(What is being asked) Take the listing and print it in full, exactly as given.

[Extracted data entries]
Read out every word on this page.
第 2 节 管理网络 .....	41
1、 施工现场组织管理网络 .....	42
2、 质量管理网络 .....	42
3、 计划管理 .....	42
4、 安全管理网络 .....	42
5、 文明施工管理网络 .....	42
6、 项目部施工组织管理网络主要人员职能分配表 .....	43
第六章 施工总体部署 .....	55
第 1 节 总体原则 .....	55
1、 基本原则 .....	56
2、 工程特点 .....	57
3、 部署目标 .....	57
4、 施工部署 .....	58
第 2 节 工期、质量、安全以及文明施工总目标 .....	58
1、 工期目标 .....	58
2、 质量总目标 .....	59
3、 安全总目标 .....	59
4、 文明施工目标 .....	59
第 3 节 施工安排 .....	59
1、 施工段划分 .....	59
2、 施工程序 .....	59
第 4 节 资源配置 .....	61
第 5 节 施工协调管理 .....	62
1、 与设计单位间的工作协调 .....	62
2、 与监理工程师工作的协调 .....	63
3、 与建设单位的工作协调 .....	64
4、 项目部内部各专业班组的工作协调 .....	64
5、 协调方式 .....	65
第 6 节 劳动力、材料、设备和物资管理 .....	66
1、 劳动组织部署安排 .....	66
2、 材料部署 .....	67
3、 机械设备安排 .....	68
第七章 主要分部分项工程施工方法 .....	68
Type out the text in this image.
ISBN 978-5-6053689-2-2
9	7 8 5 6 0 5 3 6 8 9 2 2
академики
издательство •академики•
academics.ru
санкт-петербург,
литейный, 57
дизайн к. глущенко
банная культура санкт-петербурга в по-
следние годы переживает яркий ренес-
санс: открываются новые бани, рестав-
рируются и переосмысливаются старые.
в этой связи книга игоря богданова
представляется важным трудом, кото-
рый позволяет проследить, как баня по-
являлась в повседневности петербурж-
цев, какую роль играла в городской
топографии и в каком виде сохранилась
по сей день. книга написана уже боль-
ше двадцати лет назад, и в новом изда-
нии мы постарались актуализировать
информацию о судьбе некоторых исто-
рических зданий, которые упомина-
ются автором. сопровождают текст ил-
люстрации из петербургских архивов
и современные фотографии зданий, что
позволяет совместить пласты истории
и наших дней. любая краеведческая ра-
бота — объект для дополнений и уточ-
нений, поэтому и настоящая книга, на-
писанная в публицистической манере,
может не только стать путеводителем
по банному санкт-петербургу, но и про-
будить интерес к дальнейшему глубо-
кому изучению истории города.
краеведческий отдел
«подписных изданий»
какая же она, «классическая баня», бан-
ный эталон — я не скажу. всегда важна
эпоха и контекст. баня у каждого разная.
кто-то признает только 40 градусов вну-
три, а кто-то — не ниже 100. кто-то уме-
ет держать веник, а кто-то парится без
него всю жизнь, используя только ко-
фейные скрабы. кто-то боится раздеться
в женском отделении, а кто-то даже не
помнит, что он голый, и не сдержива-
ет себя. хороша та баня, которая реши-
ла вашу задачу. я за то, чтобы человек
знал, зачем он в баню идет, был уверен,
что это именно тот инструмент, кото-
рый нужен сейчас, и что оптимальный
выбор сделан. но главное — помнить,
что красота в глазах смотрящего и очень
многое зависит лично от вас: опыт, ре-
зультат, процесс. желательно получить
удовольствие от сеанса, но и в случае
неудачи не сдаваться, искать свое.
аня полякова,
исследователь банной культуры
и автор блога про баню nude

(Answer for the task)
Read out every word on this page.
第 2 节 管理网络 .....	41
1、 施工现场组织管理网络 .....	42
2、 质量管理网络 .....	42
3、 计划管理 .....	42
4、 安全管理网络 .....	42
5、 文明施工管理网络 .....	42
6、 项目部施工组织管理网络主要人员职能分配表 .....	43
第六章 施工总体部署 .....	55
第 1 节 总体原则 .....	55
1、 基本原则 .....	56
2、 工程特点 .....	57
3、 部署目标 .....	57
4、 施工部署 .....	58
第 2 节 工期、质量、安全以及文明施工总目标 .....	58
1、 工期目标 .....	58
2、 质量总目标 .....	59
3、 安全总目标 .....	59
4、 文明施工目标 .....	59
第 3 节 施工安排 .....	59
1、 施工段划分 .....	59
2、 施工程序 .....	59
第 4 节 资源配置 .....	61
第 5 节 施工协调管理 .....	62
1、 与设计单位间的工作协调 .....	62
2、 与监理工程师工作的协调 .....	63
3、 与建设单位的工作协调 .....	64
4、 项目部内部各专业班组的工作协调 .....	64
5、 协调方式 .....	65
第 6 节 劳动力、材料、设备和物资管理 .....	66
1、 劳动组织部署安排 .....	66
2、 材料部署 .....	67
3、 机械设备安排 .....	68
第七章 主要分部分项工程施工方法 .....	68
Type out the text in this image.
ISBN 978-5-6053689-2-2
9	7 8 5 6 0 5 3 6 8 9 2 2
академики
издательство •академики•
academics.ru
санкт-петербург,
литейный, 57
дизайн к. глущенко
банная культура санкт-петербурга в по-
следние годы переживает яркий ренес-
санс: открываются новые бани, рестав-
рируются и переосмысливаются старые.
в этой связи книга игоря богданова
представляется важным трудом, кото-
рый позволяет проследить, как баня по-
являлась в повседневности петербурж-
цев, какую роль играла в городской
топографии и в каком виде сохранилась
по сей день. книга написана уже боль-
ше двадцати лет назад, и в новом изда-
нии мы постарались актуализировать
информацию о судьбе некоторых исто-
рических зданий, которые упомина-
ются автором. сопровождают текст ил-
люстрации из петербургских архивов
и современные фотографии зданий, что
позволяет совместить пласты истории
и наших дней. любая краеведческая ра-
бота — объект для дополнений и уточ-
нений, поэтому и настоящая книга, на-
писанная в публицистической манере,
может не только стать путеводителем
по банному санкт-петербургу, но и про-
будить интерес к дальнейшему глубо-
кому изучению истории города.
краеведческий отдел
«подписных изданий»
какая же она, «классическая баня», бан-
ный эталон — я не скажу. всегда важна
эпоха и контекст. баня у каждого разная.
кто-то признает только 40 градусов вну-
три, а кто-то — не ниже 100. кто-то уме-
ет держать веник, а кто-то парится без
него всю жизнь, используя только ко-
фейные скрабы. кто-то боится раздеться
в женском отделении, а кто-то даже не
помнит, что он голый, и не сдержива-
ет себя. хороша та баня, которая реши-
ла вашу задачу. я за то, чтобы человек
знал, зачем он в баню идет, был уверен,
что это именно тот инструмент, кото-
рый нужен сейчас, и что оптимальный
выбор сделан. но главное — помнить,
что красота в глазах смотрящего и очень
многое зависит лично от вас: опыт, ре-
зультат, процесс. желательно получить
удовольствие от сеанса, но и в случае
неудачи не сдаваться, искать свое.
аня полякова,
исследователь банной культуры
и автор блога про баню nude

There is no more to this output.